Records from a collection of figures
═══

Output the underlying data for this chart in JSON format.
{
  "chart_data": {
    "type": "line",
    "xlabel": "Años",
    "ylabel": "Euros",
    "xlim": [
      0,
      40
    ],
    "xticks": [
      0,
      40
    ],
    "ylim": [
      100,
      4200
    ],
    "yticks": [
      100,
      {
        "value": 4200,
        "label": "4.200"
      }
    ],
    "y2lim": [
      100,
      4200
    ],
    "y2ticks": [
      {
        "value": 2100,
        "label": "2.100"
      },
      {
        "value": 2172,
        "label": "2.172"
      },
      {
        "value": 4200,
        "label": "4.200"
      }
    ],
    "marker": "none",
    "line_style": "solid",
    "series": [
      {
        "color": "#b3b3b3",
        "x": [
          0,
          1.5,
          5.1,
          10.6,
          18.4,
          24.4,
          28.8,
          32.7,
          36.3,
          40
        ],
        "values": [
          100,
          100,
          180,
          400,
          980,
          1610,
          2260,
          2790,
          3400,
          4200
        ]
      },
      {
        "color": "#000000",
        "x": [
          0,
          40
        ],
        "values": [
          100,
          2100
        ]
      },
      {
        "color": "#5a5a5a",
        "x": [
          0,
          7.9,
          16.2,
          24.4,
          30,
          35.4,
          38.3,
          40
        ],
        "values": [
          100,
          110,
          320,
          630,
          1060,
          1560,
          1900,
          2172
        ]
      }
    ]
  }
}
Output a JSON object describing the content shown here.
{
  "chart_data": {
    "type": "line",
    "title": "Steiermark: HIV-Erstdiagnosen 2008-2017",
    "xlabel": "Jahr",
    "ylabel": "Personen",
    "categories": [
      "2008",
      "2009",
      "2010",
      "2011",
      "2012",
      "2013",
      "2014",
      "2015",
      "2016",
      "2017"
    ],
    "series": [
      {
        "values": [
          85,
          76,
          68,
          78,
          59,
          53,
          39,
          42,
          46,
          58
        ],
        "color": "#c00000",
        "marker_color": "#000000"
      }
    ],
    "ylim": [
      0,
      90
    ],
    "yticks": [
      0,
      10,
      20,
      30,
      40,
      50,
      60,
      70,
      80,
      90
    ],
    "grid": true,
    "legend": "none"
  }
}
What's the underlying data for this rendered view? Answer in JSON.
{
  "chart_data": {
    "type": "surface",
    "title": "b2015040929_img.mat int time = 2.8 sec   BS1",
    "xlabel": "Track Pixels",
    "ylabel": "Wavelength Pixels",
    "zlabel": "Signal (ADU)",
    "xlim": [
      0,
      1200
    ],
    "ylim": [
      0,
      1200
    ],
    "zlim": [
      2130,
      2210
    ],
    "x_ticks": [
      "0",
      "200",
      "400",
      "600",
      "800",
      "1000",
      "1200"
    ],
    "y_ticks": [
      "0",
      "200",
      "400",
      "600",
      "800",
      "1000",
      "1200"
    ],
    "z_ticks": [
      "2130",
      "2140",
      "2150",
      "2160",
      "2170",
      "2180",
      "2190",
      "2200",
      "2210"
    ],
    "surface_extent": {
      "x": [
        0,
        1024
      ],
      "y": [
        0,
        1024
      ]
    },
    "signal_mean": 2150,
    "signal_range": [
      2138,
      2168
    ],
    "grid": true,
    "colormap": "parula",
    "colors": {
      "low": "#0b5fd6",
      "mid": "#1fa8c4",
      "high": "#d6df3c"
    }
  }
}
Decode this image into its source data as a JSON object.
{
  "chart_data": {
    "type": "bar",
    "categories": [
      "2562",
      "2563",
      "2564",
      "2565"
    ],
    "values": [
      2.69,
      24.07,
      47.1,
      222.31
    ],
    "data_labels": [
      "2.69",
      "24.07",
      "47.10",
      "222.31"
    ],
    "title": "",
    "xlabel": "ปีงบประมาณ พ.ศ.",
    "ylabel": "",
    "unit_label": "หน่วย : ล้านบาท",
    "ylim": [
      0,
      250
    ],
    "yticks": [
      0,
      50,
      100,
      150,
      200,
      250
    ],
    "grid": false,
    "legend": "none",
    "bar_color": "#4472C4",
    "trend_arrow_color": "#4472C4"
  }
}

═══

» DIRECTION
Nothing but the lines from the line with "Decode this image" to the last line of the listing above should appear; please retype them exactly, both ends included.

» COMPLETE RESPONSE
Decode this image into its source data as a JSON object.
{
  "chart_data": {
    "type": "bar",
    "categories": [
      "2562",
      "2563",
      "2564",
      "2565"
    ],
    "values": [
      2.69,
      24.07,
      47.1,
      222.31
    ],
    "data_labels": [
      "2.69",
      "24.07",
      "47.10",
      "222.31"
    ],
    "title": "",
    "xlabel": "ปีงบประมาณ พ.ศ.",
    "ylabel": "",
    "unit_label": "หน่วย : ล้านบาท",
    "ylim": [
      0,
      250
    ],
    "yticks": [
      0,
      50,
      100,
      150,
      200,
      250
    ],
    "grid": false,
    "legend": "none",
    "bar_color": "#4472C4",
    "trend_arrow_color": "#4472C4"
  }
}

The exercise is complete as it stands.